_AIM_
Report the count of lines containing the word "五一黄金周" in the entries below, and nothing more.
★ ★ ★
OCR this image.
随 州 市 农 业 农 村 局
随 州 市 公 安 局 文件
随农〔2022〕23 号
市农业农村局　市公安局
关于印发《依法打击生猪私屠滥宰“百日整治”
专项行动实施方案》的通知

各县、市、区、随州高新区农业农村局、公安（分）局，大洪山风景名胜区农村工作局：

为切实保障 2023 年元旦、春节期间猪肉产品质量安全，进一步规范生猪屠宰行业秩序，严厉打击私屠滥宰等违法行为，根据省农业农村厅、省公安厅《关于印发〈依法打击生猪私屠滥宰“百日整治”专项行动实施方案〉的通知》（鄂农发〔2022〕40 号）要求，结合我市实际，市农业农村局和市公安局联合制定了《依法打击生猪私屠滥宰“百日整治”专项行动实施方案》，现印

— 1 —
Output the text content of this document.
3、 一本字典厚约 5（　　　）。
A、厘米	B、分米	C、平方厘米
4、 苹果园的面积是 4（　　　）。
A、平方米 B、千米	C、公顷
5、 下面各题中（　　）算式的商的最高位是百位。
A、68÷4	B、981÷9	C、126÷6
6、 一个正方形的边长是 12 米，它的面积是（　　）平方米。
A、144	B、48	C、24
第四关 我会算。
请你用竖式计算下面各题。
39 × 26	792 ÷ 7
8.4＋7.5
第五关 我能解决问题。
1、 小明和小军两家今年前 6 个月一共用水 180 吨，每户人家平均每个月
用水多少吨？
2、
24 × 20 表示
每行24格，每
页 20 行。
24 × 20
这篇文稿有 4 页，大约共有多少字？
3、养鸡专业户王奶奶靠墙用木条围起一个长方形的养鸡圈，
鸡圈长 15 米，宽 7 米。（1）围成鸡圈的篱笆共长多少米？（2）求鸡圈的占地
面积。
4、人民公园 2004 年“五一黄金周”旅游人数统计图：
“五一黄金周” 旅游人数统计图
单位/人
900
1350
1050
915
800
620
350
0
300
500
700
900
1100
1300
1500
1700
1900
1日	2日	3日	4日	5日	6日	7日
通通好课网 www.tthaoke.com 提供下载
★ ★ ★
_FINISHED ANSWER_
2